* **WHAT TO PRODUCE**
Exactly as written, print each record in the listing.

======== EXTRACTED MATERIAL ========

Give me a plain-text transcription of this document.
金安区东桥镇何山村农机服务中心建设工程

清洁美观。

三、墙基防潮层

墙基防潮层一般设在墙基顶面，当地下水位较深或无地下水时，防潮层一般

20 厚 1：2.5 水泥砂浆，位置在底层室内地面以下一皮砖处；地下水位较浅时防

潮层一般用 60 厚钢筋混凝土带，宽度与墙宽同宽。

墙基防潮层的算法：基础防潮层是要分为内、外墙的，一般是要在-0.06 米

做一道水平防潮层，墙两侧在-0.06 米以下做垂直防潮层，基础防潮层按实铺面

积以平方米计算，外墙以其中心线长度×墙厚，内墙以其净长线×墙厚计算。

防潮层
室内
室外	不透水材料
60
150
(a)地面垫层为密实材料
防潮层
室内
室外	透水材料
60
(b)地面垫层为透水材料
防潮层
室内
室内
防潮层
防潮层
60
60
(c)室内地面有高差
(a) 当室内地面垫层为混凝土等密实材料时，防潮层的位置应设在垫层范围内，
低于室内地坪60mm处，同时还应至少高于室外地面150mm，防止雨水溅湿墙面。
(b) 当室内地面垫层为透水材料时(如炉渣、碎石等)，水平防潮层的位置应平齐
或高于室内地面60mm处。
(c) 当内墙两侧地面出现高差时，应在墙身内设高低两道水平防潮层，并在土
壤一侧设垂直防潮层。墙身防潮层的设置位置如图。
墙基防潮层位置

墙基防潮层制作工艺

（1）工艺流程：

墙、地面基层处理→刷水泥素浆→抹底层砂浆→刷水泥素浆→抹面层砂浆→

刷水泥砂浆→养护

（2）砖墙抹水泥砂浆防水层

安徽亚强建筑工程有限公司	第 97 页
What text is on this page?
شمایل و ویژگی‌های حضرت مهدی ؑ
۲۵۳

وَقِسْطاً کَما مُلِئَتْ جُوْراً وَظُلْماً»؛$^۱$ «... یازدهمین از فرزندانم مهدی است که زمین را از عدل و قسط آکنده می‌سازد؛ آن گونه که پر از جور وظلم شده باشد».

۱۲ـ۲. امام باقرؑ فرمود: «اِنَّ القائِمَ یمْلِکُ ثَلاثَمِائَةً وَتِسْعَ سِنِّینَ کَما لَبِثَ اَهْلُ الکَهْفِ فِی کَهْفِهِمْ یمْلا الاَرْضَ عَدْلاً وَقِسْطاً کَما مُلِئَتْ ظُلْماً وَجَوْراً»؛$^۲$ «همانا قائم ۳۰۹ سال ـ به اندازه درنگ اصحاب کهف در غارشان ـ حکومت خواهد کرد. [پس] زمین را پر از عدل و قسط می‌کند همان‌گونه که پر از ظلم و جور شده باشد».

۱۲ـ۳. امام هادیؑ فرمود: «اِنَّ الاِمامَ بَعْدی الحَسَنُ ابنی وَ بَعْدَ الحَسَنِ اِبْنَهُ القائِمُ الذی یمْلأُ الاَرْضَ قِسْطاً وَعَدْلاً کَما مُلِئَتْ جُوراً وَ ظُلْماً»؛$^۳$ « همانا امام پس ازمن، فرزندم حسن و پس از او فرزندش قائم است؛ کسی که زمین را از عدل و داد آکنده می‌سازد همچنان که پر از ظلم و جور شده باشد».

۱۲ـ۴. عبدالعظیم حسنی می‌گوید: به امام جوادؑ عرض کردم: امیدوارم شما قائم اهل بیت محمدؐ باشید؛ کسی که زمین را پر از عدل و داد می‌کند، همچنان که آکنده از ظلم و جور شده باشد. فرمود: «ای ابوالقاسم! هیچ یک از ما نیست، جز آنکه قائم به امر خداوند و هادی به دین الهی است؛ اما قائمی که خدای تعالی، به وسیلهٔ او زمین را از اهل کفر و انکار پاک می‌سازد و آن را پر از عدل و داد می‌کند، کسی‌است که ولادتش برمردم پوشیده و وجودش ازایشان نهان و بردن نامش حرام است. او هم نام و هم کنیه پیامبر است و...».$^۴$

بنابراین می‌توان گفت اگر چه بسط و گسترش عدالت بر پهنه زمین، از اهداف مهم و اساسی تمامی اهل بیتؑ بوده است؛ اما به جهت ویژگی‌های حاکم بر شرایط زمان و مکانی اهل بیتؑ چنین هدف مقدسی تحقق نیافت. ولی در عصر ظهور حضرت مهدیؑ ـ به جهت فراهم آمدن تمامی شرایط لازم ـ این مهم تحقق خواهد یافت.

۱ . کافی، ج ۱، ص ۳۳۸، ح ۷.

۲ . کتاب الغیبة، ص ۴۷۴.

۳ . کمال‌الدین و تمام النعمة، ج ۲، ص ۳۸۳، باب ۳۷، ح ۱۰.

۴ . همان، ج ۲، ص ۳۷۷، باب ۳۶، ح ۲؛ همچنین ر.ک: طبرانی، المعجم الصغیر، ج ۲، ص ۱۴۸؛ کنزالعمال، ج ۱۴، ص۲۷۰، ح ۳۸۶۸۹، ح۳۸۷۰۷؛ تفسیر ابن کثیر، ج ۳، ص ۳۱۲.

========

* **RESPONSE BELOW**
Give me a plain-text transcription of this document.
金安区东桥镇何山村农机服务中心建设工程

清洁美观。

三、墙基防潮层

墙基防潮层一般设在墙基顶面，当地下水位较深或无地下水时，防潮层一般

20 厚 1：2.5 水泥砂浆，位置在底层室内地面以下一皮砖处；地下水位较浅时防

潮层一般用 60 厚钢筋混凝土带，宽度与墙宽同宽。

墙基防潮层的算法：基础防潮层是要分为内、外墙的，一般是要在-0.06 米

做一道水平防潮层，墙两侧在-0.06 米以下做垂直防潮层，基础防潮层按实铺面

积以平方米计算，外墙以其中心线长度×墙厚，内墙以其净长线×墙厚计算。

防潮层
室内
室外	不透水材料
60
150
(a)地面垫层为密实材料
防潮层
室内
室外	透水材料
60
(b)地面垫层为透水材料
防潮层
室内
室内
防潮层
防潮层
60
60
(c)室内地面有高差
(a) 当室内地面垫层为混凝土等密实材料时，防潮层的位置应设在垫层范围内，
低于室内地坪60mm处，同时还应至少高于室外地面150mm，防止雨水溅湿墙面。
(b) 当室内地面垫层为透水材料时(如炉渣、碎石等)，水平防潮层的位置应平齐
或高于室内地面60mm处。
(c) 当内墙两侧地面出现高差时，应在墙身内设高低两道水平防潮层，并在土
壤一侧设垂直防潮层。墙身防潮层的设置位置如图。
墙基防潮层位置

墙基防潮层制作工艺

（1）工艺流程：

墙、地面基层处理→刷水泥素浆→抹底层砂浆→刷水泥素浆→抹面层砂浆→

刷水泥砂浆→养护

（2）砖墙抹水泥砂浆防水层

安徽亚强建筑工程有限公司	第 97 页
What text is on this page?
شمایل و ویژگی‌های حضرت مهدی ؑ
۲۵۳

وَقِسْطاً کَما مُلِئَتْ جُوْراً وَظُلْماً»؛$^۱$ «... یازدهمین از فرزندانم مهدی است که زمین را از عدل و قسط آکنده می‌سازد؛ آن گونه که پر از جور وظلم شده باشد».

۱۲ـ۲. امام باقرؑ فرمود: «اِنَّ القائِمَ یمْلِکُ ثَلاثَمِائَةً وَتِسْعَ سِنِّینَ کَما لَبِثَ اَهْلُ الکَهْفِ فِی کَهْفِهِمْ یمْلا الاَرْضَ عَدْلاً وَقِسْطاً کَما مُلِئَتْ ظُلْماً وَجَوْراً»؛$^۲$ «همانا قائم ۳۰۹ سال ـ به اندازه درنگ اصحاب کهف در غارشان ـ حکومت خواهد کرد. [پس] زمین را پر از عدل و قسط می‌کند همان‌گونه که پر از ظلم و جور شده باشد».

۱۲ـ۳. امام هادیؑ فرمود: «اِنَّ الاِمامَ بَعْدی الحَسَنُ ابنی وَ بَعْدَ الحَسَنِ اِبْنَهُ القائِمُ الذی یمْلأُ الاَرْضَ قِسْطاً وَعَدْلاً کَما مُلِئَتْ جُوراً وَ ظُلْماً»؛$^۳$ « همانا امام پس ازمن، فرزندم حسن و پس از او فرزندش قائم است؛ کسی که زمین را از عدل و داد آکنده می‌سازد همچنان که پر از ظلم و جور شده باشد».

۱۲ـ۴. عبدالعظیم حسنی می‌گوید: به امام جوادؑ عرض کردم: امیدوارم شما قائم اهل بیت محمدؐ باشید؛ کسی که زمین را پر از عدل و داد می‌کند، همچنان که آکنده از ظلم و جور شده باشد. فرمود: «ای ابوالقاسم! هیچ یک از ما نیست، جز آنکه قائم به امر خداوند و هادی به دین الهی است؛ اما قائمی که خدای تعالی، به وسیلهٔ او زمین را از اهل کفر و انکار پاک می‌سازد و آن را پر از عدل و داد می‌کند، کسی‌است که ولادتش برمردم پوشیده و وجودش ازایشان نهان و بردن نامش حرام است. او هم نام و هم کنیه پیامبر است و...».$^۴$

بنابراین می‌توان گفت اگر چه بسط و گسترش عدالت بر پهنه زمین، از اهداف مهم و اساسی تمامی اهل بیتؑ بوده است؛ اما به جهت ویژگی‌های حاکم بر شرایط زمان و مکانی اهل بیتؑ چنین هدف مقدسی تحقق نیافت. ولی در عصر ظهور حضرت مهدیؑ ـ به جهت فراهم آمدن تمامی شرایط لازم ـ این مهم تحقق خواهد یافت.

۱ . کافی، ج ۱، ص ۳۳۸، ح ۷.

۲ . کتاب الغیبة، ص ۴۷۴.

۳ . کمال‌الدین و تمام النعمة، ج ۲، ص ۳۸۳، باب ۳۷، ح ۱۰.

۴ . همان، ج ۲، ص ۳۷۷، باب ۳۶، ح ۲؛ همچنین ر.ک: طبرانی، المعجم الصغیر، ج ۲، ص ۱۴۸؛ کنزالعمال، ج ۱۴، ص۲۷۰، ح ۳۸۶۸۹، ح۳۸۷۰۷؛ تفسیر ابن کثیر، ج ۳، ص ۳۱۲.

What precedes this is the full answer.